**SELECTED EXTRACT:**
--- START ---

Last year I had the pleasure of applying some models which I had long "forgotten" to a client's portfolio.
  1. Product Life Cycle. Uses the life cycle stage each product is in (development, introduction, growth, maturity or decline) to help you determine for each product in your portfolio the right mix of resources and the level of profitability you should aspire to achieve. The PLC model has been around long and is quite readily applicable.
  2. Boston Consulting Group Matrix. Uses your market share and overall market potential to determine marketing objectives and resources to dedicate to each element of the marketing mix.
  3. Trout's Strategic Square. Uses your market share relative to that of competitors to determine marketing objectives: defend market share, attack the market leader, avoid the him or be a guerrilla.

For all some data, market intelligence and forecasting ability is needed. How to get the data?

Porter's Competitive Strategy. Uses SWOT analyses of yourself and your competitors to determine how to compete. It's a great model, which I studied at length when in school and which continues to be used extensively today. Unfortunately, there are few objective measures to determine your or your competitors' strengths or weaknesses, or which of these are relevant. Even the opportunities and threats facing the organization are not obvious. Hence, SWOT analyses often turn out to be an exercise in bias and subjectivity. A consultant should be able to be more objective. But, the first time I did so honestly (in 1995), I was fired on the spot.

Six tips to decrease marketing waste and increase your ROI.

With oil at 100 dollars a barrel, we can barely afford to produce waste, including marketing waste. What can you do?

  1. Find out who your true target customer is, so you can focus on her in all your marketing efforts. Be detailed, specific. Try to describe her in terms of demographics, lifestyle, friends, family. Then think of someone that you know who fits that description and finish the picture.
  2. Think of what will really help her and how much she can or is willing to pay for that benefit. Again, be specific. Everyone has insurance. How does your insurance product help her better than the commodity insurance product?
  3. Think of how you might influence that person best. Best bet: ask her what she really reads and watches and who or what she really listens to. Read, watch and listen. Not just skim, see or hear.

--- END ---

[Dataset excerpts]
--- START ---

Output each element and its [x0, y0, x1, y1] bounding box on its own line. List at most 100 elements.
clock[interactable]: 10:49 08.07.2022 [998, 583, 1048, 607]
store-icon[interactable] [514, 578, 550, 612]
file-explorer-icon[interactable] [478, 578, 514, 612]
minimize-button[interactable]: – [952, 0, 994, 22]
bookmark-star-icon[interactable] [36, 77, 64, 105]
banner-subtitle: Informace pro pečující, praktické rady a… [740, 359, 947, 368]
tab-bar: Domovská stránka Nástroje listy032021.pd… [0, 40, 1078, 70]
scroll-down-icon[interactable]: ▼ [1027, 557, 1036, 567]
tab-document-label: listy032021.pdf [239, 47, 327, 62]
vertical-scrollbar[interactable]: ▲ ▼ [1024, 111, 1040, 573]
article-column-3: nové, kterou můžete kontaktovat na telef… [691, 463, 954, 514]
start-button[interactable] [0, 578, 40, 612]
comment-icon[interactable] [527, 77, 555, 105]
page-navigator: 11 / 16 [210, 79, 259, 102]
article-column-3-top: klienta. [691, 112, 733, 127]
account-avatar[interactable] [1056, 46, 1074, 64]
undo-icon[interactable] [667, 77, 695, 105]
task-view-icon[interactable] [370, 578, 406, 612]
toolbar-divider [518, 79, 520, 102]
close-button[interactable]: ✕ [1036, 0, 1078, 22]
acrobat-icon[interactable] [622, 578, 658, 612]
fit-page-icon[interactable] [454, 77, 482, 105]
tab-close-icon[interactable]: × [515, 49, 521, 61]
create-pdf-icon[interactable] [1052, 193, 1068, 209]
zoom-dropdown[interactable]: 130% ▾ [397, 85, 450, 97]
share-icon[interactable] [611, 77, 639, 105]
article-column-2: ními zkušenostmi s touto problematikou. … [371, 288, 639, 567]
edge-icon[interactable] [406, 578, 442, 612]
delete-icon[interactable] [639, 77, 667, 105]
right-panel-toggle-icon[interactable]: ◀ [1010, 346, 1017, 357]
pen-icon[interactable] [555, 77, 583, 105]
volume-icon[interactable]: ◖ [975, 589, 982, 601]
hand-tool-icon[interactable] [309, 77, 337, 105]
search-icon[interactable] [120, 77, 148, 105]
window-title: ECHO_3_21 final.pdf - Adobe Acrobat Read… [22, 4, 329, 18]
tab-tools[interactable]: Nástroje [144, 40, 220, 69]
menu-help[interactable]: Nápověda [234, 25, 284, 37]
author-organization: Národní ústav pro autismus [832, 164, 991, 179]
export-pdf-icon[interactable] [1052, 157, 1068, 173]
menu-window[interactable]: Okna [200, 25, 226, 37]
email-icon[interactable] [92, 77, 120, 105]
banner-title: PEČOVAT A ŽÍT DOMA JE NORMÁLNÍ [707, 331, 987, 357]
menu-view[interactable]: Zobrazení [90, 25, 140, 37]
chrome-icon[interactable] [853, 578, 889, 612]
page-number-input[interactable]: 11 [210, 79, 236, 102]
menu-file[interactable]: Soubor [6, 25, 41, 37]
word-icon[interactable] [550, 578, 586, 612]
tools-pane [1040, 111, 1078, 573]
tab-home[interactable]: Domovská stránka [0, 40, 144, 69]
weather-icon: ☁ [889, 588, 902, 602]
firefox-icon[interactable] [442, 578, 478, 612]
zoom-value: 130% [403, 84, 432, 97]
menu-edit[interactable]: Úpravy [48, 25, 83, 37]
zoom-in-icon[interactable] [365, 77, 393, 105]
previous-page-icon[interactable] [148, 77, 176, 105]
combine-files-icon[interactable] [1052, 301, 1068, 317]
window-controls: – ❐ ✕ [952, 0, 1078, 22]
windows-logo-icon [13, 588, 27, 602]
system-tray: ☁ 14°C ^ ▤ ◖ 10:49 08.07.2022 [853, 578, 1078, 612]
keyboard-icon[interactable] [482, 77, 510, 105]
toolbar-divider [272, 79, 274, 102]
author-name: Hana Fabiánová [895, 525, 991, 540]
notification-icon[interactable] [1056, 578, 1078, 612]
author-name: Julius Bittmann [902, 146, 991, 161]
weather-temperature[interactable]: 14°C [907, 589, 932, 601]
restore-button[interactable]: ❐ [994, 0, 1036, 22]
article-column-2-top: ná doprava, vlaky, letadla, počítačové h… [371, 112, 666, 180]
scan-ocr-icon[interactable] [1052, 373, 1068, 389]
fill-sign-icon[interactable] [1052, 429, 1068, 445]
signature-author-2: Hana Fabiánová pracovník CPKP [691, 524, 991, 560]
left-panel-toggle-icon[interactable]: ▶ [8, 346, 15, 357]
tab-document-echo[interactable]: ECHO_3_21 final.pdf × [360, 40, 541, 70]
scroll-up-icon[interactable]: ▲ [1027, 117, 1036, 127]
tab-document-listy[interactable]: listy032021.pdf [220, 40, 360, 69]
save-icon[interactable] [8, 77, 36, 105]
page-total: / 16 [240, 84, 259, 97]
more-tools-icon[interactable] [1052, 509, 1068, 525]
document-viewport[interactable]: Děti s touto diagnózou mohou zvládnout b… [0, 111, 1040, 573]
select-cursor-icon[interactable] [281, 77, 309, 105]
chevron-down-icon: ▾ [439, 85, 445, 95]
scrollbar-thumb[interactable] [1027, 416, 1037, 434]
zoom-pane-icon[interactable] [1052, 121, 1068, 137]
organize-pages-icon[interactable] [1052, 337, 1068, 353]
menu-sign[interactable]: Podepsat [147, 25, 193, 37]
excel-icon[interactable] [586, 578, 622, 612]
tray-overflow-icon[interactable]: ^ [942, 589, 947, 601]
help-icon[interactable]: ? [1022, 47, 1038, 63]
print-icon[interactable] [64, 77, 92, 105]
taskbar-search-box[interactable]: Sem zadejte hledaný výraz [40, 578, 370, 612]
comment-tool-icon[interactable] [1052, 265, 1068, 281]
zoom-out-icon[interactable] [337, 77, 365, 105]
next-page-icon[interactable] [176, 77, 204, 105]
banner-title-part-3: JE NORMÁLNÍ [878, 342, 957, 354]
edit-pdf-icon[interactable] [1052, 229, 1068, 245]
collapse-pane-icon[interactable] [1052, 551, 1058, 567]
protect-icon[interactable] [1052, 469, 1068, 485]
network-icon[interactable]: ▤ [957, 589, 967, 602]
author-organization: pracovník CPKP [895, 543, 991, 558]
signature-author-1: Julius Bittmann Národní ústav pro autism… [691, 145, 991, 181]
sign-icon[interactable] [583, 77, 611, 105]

--- END ---

**WHAT TO WORK ON:**
**A.** List the life cycle stages that the passage on marketing models and marketing waste names in its description of the Product Life Cycle.
**B.** Retype part of the passage on marketing models and marketing waste: begin at the words "1. Product Life" and stop after the words "quite readily applicable.".
**C.** Extend the passage on marketing models and marketing waste, picking up after its last sentence.

**RESULTS OF THE TASKS:**
**A.** development, introduction, growth, maturity, decline

**B.**
1. Product Life Cycle. Uses the life cycle stage each product is in (development, introduction, growth, maturity or decline) to help you determine for each product in your portfolio the right mix of resources and the level of profitability you should aspire to achieve. The PLC model has been around long and is quite readily applicable.

**C.**
  4. Find out how many people there are in that target segment. Then you know, for instance, if it's worth your while to place an advertisement in the national newspaper or to approach her via her club or gym. The latter is produces less waste and gives your more opportunity to interact with and influence her directly. It is more effective. It may even be less expensive and more fun.
  5. Find out and decide if, realistically, you can grow your brand and how. If you have a very large market share it may not be easy. But, if you find alternative uses for your product, that can produce growth. If you can't, focus on another product.
  6. Then calculate, calculate, calculate. Calculate your target sales and the resulting ROI. Is your planned effort worth it? Or is to bound to be just "marketing waste"?

The greening of marketing: the 60-30-10 rule

When I started MarkStra in 1995, the Guerrilla Marketing Handbook by Jay Levinson and Seth Godin provided ingenious, effective, practical and low-cost marketing thoughts and tips for my own company and our clients. Here is one:

"When planning a direct mail campaign, remember to follow the commonly known 60-30-10 rule.


  • Sixty percent direct mail success lies in using the right mailing list;

  • Thirty percent depends on your making the right offer (that is, an offer that satisfies the customer's needs better than the competitor and provides value to him or her);

  • Ten percent depends upon your creative package"
Between 1995 and 2007, the price of oil (and consequently also of our marketing material) has risen from just over US$20 per barrel to US$100 and the environment is under pressure.

Have you stopped to evaluate if its worth it, both for your bottom line and for the environment, to produce some of the super-creative marketing material we marketeers strive for? Especially when you know that super-creative material is not exceedingly effective in attracting customers?